GIVEN REQUEST → Transcribe all of the material exactly. Any picture in it should be left out.

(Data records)
"""

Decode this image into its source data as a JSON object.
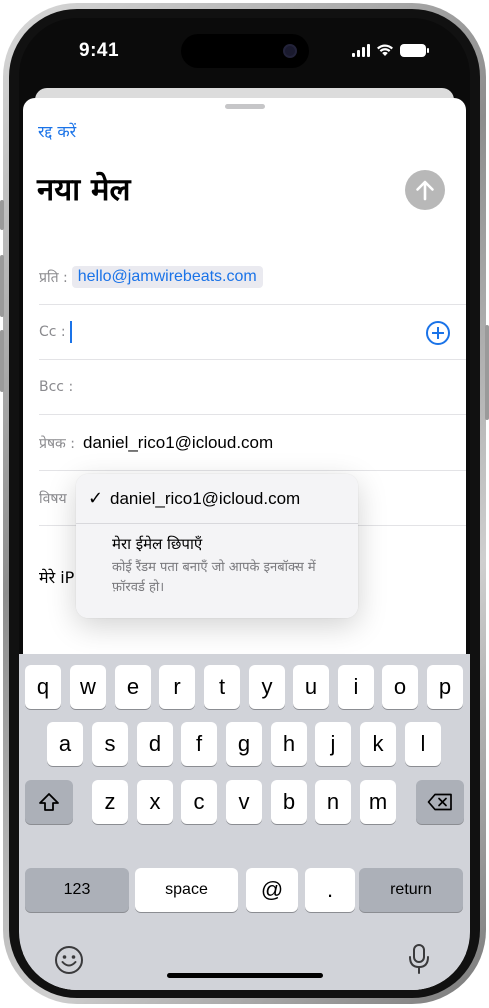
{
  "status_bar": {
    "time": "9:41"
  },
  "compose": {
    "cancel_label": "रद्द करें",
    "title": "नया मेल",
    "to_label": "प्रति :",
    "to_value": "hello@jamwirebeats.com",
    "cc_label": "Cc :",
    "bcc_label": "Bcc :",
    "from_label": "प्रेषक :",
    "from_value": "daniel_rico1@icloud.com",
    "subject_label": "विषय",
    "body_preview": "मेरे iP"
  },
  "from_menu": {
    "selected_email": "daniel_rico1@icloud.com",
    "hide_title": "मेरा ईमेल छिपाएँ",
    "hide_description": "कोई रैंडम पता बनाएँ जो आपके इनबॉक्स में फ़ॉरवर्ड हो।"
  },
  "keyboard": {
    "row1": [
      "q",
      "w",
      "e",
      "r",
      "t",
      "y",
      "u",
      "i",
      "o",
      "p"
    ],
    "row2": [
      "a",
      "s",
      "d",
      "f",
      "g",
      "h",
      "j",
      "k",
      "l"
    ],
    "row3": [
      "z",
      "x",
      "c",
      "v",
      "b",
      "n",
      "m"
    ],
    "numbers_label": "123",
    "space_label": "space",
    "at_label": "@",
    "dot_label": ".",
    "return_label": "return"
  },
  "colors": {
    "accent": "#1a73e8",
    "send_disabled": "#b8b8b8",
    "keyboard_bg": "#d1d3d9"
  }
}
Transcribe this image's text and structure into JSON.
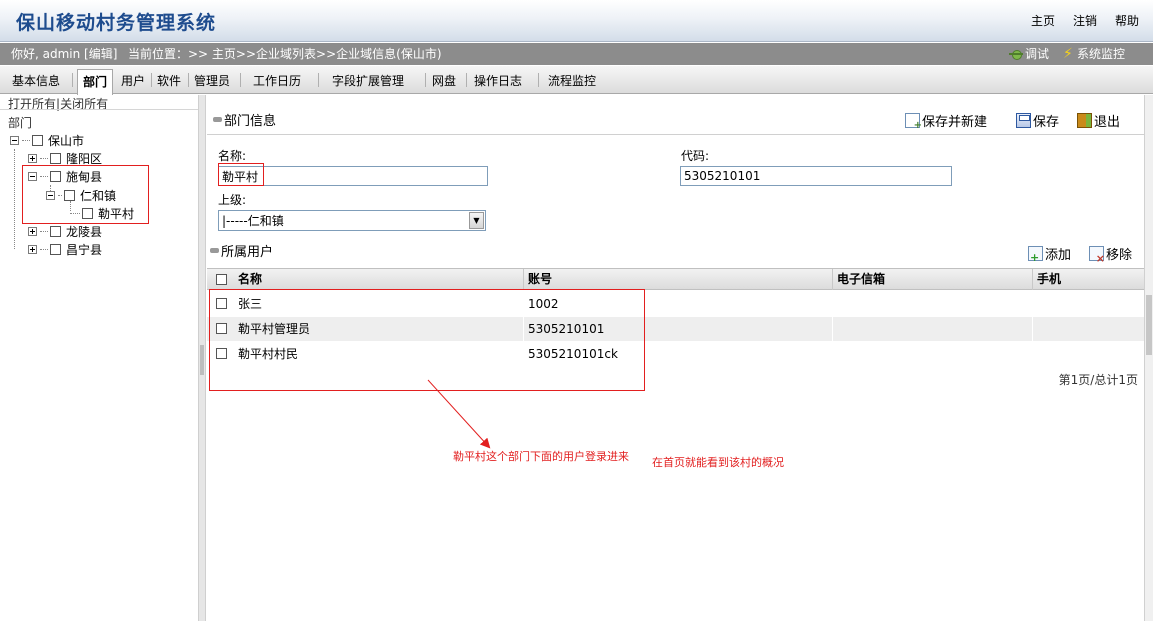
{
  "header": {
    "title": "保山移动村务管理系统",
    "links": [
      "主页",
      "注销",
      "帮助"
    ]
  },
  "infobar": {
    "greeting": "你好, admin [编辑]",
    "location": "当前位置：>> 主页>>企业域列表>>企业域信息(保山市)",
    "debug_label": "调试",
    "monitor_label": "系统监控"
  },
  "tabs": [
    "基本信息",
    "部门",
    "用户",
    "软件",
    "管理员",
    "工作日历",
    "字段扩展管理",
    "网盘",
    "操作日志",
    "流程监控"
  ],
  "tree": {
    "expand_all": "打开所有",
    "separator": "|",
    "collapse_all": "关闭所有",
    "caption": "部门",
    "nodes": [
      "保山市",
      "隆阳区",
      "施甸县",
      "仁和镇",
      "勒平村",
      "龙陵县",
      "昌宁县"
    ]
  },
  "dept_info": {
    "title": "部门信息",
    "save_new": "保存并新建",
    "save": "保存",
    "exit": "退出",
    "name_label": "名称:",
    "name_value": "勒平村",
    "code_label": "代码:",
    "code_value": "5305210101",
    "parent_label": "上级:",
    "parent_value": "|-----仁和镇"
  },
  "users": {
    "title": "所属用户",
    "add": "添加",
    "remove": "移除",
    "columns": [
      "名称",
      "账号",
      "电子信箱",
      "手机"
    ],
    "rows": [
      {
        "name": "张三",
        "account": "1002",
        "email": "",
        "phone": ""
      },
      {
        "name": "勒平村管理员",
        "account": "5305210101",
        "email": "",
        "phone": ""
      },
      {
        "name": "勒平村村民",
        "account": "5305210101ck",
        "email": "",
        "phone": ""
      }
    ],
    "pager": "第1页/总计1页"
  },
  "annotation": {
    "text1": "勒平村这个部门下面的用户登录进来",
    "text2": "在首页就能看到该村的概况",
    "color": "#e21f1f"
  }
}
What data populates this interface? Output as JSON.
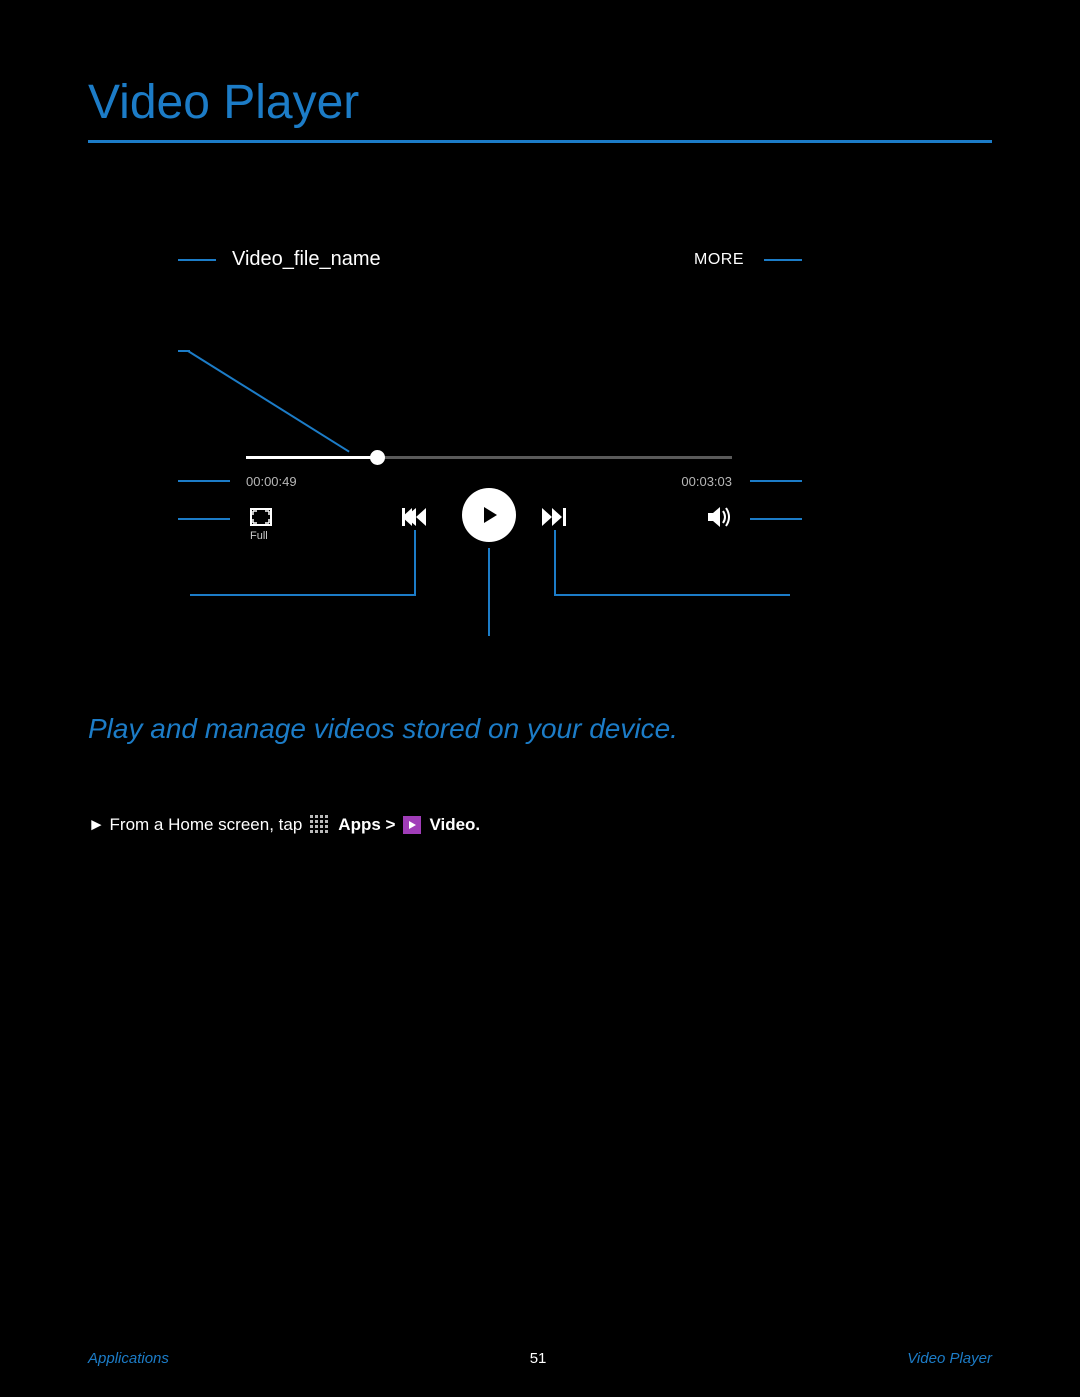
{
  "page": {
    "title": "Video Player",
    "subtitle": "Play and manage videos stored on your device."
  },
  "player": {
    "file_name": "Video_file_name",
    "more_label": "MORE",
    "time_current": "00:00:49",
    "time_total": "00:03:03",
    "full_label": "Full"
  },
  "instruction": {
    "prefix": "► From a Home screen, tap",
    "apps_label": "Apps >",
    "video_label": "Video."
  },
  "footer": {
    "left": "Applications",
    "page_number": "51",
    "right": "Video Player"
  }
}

"""

TASK RESPONSE →
Decode this image into its source data as a JSON object.
{
  "status_bar": {
    "time": "9:41"
  },
  "compose": {
    "cancel_label": "रद्द करें",
    "title": "नया मेल",
    "to_label": "प्रति :",
    "to_value": "hello@jamwirebeats.com",
    "cc_label": "Cc :",
    "bcc_label": "Bcc :",
    "from_label": "प्रेषक :",
    "from_value": "daniel_rico1@icloud.com",
    "subject_label": "विषय",
    "body_preview": "मेरे iP"
  },
  "from_menu": {
    "selected_email": "daniel_rico1@icloud.com",
    "hide_title": "मेरा ईमेल छिपाएँ",
    "hide_description": "कोई रैंडम पता बनाएँ जो आपके इनबॉक्स में फ़ॉरवर्ड हो।"
  },
  "keyboard": {
    "row1": [
      "q",
      "w",
      "e",
      "r",
      "t",
      "y",
      "u",
      "i",
      "o",
      "p"
    ],
    "row2": [
      "a",
      "s",
      "d",
      "f",
      "g",
      "h",
      "j",
      "k",
      "l"
    ],
    "row3": [
      "z",
      "x",
      "c",
      "v",
      "b",
      "n",
      "m"
    ],
    "numbers_label": "123",
    "space_label": "space",
    "at_label": "@",
    "dot_label": ".",
    "return_label": "return"
  },
  "colors": {
    "accent": "#1a73e8",
    "send_disabled": "#b8b8b8",
    "keyboard_bg": "#d1d3d9"
  }
}
Transcribe this image's text and structure into JSON.
{
  "header": {
    "title": "保山移动村务管理系统",
    "links": [
      "主页",
      "注销",
      "帮助"
    ]
  },
  "infobar": {
    "greeting": "你好, admin [编辑]",
    "location": "当前位置：>> 主页>>企业域列表>>企业域信息(保山市)",
    "debug_label": "调试",
    "monitor_label": "系统监控"
  },
  "tabs": [
    "基本信息",
    "部门",
    "用户",
    "软件",
    "管理员",
    "工作日历",
    "字段扩展管理",
    "网盘",
    "操作日志",
    "流程监控"
  ],
  "tree": {
    "expand_all": "打开所有",
    "separator": "|",
    "collapse_all": "关闭所有",
    "caption": "部门",
    "nodes": [
      "保山市",
      "隆阳区",
      "施甸县",
      "仁和镇",
      "勒平村",
      "龙陵县",
      "昌宁县"
    ]
  },
  "dept_info": {
    "title": "部门信息",
    "save_new": "保存并新建",
    "save": "保存",
    "exit": "退出",
    "name_label": "名称:",
    "name_value": "勒平村",
    "code_label": "代码:",
    "code_value": "5305210101",
    "parent_label": "上级:",
    "parent_value": "|-----仁和镇"
  },
  "users": {
    "title": "所属用户",
    "add": "添加",
    "remove": "移除",
    "columns": [
      "名称",
      "账号",
      "电子信箱",
      "手机"
    ],
    "rows": [
      {
        "name": "张三",
        "account": "1002",
        "email": "",
        "phone": ""
      },
      {
        "name": "勒平村管理员",
        "account": "5305210101",
        "email": "",
        "phone": ""
      },
      {
        "name": "勒平村村民",
        "account": "5305210101ck",
        "email": "",
        "phone": ""
      }
    ],
    "pager": "第1页/总计1页"
  },
  "annotation": {
    "text1": "勒平村这个部门下面的用户登录进来",
    "text2": "在首页就能看到该村的概况",
    "color": "#e21f1f"
  }
}
What data populates this interface? Output as JSON.
{
  "page": {
    "title": "Video Player",
    "subtitle": "Play and manage videos stored on your device."
  },
  "player": {
    "file_name": "Video_file_name",
    "more_label": "MORE",
    "time_current": "00:00:49",
    "time_total": "00:03:03",
    "full_label": "Full"
  },
  "instruction": {
    "prefix": "► From a Home screen, tap",
    "apps_label": "Apps >",
    "video_label": "Video."
  },
  "footer": {
    "left": "Applications",
    "page_number": "51",
    "right": "Video Player"
  }
}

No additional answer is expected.